** Provided passage follows **

Cool Clicks
Will new school lunch programs discourage kids from eating their veggies?

(ARA) - School lunches will be changing, thanks to the U.S. Department of Agriculture's complete overhaul of federally subsidized school lunch programs. But will all the changes be for the better? Possibly not, according to some experts and studies.

The changes, implemented over a period of years, aim to limit calories, reduce sodium and increase the consumption of vegetables and whole grains. "Improved nutrition is a laudable goal, but the realities of science and nutrition may surprise the government," says Morton Satin of the Salt Institute in Alexandria, Va. "Scientific studies show that kids are more likely to eat their vegetables if they have adequate salt."

"The promotion of healthy food choices in schools should be driven by knowledge and understanding of science and nutrition," Satin says. Dark green vegetables are among the most nutritious foods. However, they all contain very bitter phytochemicals that affect their palatability. Broccoli is a perfect example. Adding salt to these vegetables makes them taste much better. "There is a natural concern by some as to whether the current salt reduction ideology may end up having a negative impact on nutritious food choices and overall health," Satin adds.

A recent research paper from the University of Pennsylvania examined the response of tasters to varying amounts of salt in a range of foods that were naturally bitter, including vegetables and other foods deemed to be healthy. Reducing the salt intake made these foods less appealing, and as a result adversely affected the tasters' nutrient intake.

Vegetables - YUCKIn another double-blind taste panel study conducted at Ohio State University, cooked broccoli was fed to individuals from three different age groups: children, adults and senior citizens. The broccoli florets were prepared with different levels of salt and the results made it clear that, even though participants were unaware as to which sample was which, salt significantly increased broccoli's palatability. Both children and seniors liked broccoli better with more salt on it -- up to 350 mg per 85 g serving of broccoli, the highest level of salt used for these two groups. For both children and adults, the broccoli's bitterness decreased as the level of salt increased.

"Based upon these results, it is likely that policies promoting population-wide restriction of salt in foods may result in significant segments of the population responding by avoiding the more bitter, but far more nutritious food choices or simply reaching for the salt shaker to make bitter better," Satin says.

** End of Provided passage **

__Using the information__:
(A) Answer these questions using the school lunch article:
(i) In which city is the Salt Institute located?
(ii) Which university conducted the double-blind taste panel study with cooked broccoli?
(iii) What was the highest level of salt used for the children and senior citizens in that study?
(B) Resume the school lunch article, writing on from its final sentence.
The entries after the school lunch article come from a separate source.

** Entries provided follows **

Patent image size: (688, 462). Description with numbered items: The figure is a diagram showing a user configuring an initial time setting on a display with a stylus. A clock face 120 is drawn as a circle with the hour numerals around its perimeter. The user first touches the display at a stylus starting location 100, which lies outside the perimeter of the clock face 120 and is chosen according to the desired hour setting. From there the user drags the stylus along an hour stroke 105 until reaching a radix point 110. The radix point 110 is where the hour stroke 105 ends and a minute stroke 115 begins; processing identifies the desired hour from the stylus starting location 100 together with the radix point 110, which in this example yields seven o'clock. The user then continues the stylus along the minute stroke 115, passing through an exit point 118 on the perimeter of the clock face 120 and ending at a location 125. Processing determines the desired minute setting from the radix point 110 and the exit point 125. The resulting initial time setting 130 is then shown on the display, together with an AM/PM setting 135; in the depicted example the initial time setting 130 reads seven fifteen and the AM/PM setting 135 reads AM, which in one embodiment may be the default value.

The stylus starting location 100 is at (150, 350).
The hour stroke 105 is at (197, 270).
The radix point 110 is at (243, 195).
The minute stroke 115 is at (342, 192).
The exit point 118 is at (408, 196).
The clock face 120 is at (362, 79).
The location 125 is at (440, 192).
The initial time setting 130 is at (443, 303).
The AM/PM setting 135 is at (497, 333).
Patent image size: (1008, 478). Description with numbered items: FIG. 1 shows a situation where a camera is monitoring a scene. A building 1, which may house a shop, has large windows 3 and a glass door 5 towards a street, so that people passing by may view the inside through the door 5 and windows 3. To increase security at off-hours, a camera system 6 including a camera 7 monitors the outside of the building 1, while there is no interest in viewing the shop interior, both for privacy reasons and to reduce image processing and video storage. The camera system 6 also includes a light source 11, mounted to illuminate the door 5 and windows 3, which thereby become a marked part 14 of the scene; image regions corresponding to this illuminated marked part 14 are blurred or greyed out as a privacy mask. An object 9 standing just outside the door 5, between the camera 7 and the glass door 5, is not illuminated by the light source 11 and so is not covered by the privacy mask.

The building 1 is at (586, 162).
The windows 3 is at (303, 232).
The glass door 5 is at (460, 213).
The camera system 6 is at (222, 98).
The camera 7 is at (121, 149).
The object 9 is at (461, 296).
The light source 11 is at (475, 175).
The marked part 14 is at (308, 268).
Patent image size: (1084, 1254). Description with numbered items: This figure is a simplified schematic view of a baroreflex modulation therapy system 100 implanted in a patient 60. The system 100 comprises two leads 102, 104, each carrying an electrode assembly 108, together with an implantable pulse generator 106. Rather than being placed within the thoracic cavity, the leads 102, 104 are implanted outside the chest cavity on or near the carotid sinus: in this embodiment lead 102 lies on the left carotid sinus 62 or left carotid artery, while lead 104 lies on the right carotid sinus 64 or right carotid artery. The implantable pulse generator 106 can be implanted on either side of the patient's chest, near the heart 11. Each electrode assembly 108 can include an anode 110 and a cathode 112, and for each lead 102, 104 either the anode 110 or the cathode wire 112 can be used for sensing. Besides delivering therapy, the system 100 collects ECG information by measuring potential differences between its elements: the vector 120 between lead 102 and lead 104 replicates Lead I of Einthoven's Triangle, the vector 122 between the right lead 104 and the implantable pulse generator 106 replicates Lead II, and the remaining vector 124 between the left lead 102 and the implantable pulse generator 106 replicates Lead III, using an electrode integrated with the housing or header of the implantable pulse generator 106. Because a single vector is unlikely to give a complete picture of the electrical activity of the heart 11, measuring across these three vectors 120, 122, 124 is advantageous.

** End of Entries provided **

__List of answers__:
(A)
(i) Alexandria, Va.
(ii) Ohio State University
(iii) 350 mg per 85 g serving of broccoli

(B)
In the United Kingdom similar actions backfired. Their government outlawed the use of salt in schools in 2005. Writing in the UK Telegraph, journalist Paul Eastham complained that, since the school ban on saltshakers, his 14-year-old daughter stopped eating vegetables, because they were so bland.

"All the goodness they promise to deliver remains untouched on the plate - a complete waste of nutrients, health potential and money - all because they remain unpalatable," Eastham wrote. "My daughter might not touch the 'bland' vegetables at school, but at home - where she is allowed to use salt - she clears her plate."

The World Health Organization points to iodized salt as key to eliminating iodine deficiency disorders, one of the most common - and preventable - world-wide causes of brain damage. The WHO calls iodized salt a "spectacularly simple, universally effective, wildly attractive and incredibly cheap 'weapon' against childhood mental retardation."

"Salt is a necessary nutrient," Satin notes. "Without adequate intake, serious consequences arise. If the United States continues down a path of forced sodium reduction, with no recognition of the science indicating many negative effects of such reduction, American children may have more serious worries than bland food and a diet lacking in vegetables. In some countries where pregnant women and children do not consume enough iodized salt, cognitive development is a serious problem in children. This is a problem remedied many years ago in the United States through the iodization of salt."

While proponents of the school lunch sodium reduction campaign may have the best of intentions for children, some science and health experts are skeptical. "I predict a lot of salad and vegetables will go in the trash can at local schools," says Lisa Katic, a registered dietician. "This will not help us improve childhood nutrition."